Copy out all the lines in the records that include the word "this".

=-=-=

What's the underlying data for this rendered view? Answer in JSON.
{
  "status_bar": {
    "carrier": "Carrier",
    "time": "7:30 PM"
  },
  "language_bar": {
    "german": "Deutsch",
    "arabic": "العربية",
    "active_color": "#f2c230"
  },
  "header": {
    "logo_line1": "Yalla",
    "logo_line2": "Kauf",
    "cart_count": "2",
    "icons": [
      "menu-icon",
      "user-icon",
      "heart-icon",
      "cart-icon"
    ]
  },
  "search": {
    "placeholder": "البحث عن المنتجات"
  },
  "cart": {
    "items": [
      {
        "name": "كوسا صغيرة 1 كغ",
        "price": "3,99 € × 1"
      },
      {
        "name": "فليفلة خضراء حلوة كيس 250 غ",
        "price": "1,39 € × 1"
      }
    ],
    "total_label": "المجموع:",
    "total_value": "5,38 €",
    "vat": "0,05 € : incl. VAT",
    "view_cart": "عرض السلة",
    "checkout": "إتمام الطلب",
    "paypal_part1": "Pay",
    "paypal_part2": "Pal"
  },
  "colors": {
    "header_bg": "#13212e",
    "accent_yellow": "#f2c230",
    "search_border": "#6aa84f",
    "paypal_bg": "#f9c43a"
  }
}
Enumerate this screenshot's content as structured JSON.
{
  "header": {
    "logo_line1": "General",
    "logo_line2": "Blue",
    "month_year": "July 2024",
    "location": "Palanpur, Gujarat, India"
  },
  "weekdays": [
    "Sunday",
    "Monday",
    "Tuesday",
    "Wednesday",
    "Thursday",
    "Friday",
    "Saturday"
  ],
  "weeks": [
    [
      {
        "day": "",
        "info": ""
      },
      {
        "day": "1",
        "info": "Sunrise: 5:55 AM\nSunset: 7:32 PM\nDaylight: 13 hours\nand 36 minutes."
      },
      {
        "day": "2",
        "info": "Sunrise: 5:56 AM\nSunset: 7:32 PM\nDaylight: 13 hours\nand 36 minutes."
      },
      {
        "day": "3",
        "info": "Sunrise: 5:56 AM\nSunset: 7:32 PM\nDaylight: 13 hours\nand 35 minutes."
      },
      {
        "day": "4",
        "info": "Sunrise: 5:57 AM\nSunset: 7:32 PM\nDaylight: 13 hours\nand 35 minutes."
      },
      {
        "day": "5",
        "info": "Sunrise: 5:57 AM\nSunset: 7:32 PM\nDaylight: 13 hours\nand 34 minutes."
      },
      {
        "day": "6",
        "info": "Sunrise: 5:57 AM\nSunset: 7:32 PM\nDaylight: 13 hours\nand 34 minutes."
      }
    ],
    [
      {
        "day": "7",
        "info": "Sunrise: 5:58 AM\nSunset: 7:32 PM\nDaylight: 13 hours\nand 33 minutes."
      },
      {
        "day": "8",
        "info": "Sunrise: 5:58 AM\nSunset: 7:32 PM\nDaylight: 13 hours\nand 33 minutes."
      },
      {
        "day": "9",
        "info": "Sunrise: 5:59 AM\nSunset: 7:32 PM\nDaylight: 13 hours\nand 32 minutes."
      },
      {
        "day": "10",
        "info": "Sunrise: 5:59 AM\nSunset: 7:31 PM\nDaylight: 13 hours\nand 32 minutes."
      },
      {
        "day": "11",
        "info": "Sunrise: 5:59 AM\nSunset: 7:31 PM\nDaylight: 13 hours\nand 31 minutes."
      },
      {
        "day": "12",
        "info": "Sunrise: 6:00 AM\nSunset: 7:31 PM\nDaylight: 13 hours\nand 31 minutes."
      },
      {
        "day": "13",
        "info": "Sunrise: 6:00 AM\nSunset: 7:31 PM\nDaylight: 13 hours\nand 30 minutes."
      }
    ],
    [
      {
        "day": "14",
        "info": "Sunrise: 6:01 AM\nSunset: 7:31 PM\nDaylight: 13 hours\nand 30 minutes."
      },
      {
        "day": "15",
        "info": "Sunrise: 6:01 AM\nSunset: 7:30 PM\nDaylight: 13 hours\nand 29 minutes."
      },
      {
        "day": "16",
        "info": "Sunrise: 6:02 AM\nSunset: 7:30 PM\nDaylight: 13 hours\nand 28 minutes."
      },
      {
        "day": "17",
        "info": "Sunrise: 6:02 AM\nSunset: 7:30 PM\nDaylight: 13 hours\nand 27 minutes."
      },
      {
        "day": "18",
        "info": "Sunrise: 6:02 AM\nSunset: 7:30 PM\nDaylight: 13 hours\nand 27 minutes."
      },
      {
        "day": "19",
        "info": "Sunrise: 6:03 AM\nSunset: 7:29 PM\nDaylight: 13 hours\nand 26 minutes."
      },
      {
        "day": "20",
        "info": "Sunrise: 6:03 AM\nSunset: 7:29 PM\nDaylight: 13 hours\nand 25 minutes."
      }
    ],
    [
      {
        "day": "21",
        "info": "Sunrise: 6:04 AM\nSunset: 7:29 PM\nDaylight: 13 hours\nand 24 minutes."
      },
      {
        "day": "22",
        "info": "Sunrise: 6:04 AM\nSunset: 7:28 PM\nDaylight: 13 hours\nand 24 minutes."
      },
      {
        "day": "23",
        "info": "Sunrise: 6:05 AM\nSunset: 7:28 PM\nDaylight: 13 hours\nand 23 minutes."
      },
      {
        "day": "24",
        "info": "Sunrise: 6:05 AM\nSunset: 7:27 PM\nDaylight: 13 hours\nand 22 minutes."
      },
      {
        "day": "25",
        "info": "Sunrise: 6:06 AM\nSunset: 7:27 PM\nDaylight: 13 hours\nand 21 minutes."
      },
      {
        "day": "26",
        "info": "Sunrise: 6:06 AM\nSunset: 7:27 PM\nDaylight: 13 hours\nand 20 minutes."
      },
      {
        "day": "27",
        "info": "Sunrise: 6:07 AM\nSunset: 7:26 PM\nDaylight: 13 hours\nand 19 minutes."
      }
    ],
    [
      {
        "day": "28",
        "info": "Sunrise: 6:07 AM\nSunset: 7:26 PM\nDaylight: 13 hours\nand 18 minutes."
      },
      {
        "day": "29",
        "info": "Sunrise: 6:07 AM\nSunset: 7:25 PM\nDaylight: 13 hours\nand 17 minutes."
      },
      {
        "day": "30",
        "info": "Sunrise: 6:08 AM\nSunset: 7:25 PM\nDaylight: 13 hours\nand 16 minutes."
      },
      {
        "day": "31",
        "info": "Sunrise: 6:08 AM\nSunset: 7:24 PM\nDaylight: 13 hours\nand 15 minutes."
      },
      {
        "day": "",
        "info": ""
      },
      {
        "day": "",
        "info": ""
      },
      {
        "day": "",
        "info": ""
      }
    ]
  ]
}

=-=-=

## Solved exercise
What's the underlying data for this rendered view? Answer in JSON.
Enumerate this screenshot's content as structured JSON.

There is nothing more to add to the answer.